◆ **What is being asked**
Repeat every line of the listing below exactly, minus the pictures.

[START Record set]

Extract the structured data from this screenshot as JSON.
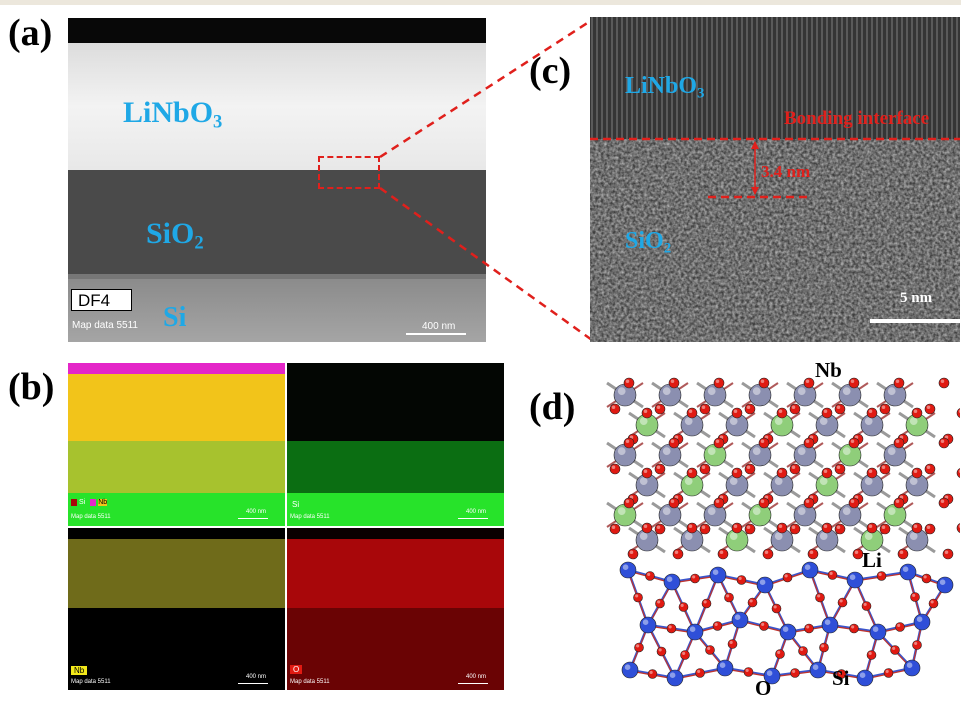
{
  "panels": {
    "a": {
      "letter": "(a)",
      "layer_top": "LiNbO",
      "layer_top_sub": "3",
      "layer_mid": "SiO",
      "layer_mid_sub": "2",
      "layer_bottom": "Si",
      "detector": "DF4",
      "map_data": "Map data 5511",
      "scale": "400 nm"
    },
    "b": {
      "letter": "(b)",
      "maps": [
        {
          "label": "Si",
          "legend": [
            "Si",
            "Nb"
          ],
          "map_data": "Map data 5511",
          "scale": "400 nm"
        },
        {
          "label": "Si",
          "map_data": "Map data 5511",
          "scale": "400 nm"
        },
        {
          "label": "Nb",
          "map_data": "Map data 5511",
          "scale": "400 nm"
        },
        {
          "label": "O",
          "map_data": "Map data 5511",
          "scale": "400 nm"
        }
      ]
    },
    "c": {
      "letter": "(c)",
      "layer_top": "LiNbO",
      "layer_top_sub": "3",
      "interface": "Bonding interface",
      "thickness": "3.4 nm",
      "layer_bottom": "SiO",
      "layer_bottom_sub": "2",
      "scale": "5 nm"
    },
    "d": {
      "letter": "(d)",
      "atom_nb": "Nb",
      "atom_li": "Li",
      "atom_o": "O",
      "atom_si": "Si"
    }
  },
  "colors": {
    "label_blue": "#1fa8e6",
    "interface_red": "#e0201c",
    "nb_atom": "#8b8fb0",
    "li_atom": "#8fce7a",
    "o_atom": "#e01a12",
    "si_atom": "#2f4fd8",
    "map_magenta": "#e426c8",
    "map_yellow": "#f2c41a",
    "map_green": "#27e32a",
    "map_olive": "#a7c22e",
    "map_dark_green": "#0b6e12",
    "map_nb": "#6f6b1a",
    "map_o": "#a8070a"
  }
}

[END Record set]

◆ **Solution to this problem**
Extract the structured data from this screenshot as JSON.
{
  "panels": {
    "a": {
      "letter": "(a)",
      "layer_top": "LiNbO",
      "layer_top_sub": "3",
      "layer_mid": "SiO",
      "layer_mid_sub": "2",
      "layer_bottom": "Si",
      "detector": "DF4",
      "map_data": "Map data 5511",
      "scale": "400 nm"
    },
    "b": {
      "letter": "(b)",
      "maps": [
        {
          "label": "Si",
          "legend": [
            "Si",
            "Nb"
          ],
          "map_data": "Map data 5511",
          "scale": "400 nm"
        },
        {
          "label": "Si",
          "map_data": "Map data 5511",
          "scale": "400 nm"
        },
        {
          "label": "Nb",
          "map_data": "Map data 5511",
          "scale": "400 nm"
        },
        {
          "label": "O",
          "map_data": "Map data 5511",
          "scale": "400 nm"
        }
      ]
    },
    "c": {
      "letter": "(c)",
      "layer_top": "LiNbO",
      "layer_top_sub": "3",
      "interface": "Bonding interface",
      "thickness": "3.4 nm",
      "layer_bottom": "SiO",
      "layer_bottom_sub": "2",
      "scale": "5 nm"
    },
    "d": {
      "letter": "(d)",
      "atom_nb": "Nb",
      "atom_li": "Li",
      "atom_o": "O",
      "atom_si": "Si"
    }
  },
  "colors": {
    "label_blue": "#1fa8e6",
    "interface_red": "#e0201c",
    "nb_atom": "#8b8fb0",
    "li_atom": "#8fce7a",
    "o_atom": "#e01a12",
    "si_atom": "#2f4fd8",
    "map_magenta": "#e426c8",
    "map_yellow": "#f2c41a",
    "map_green": "#27e32a",
    "map_olive": "#a7c22e",
    "map_dark_green": "#0b6e12",
    "map_nb": "#6f6b1a",
    "map_o": "#a8070a"
  }
}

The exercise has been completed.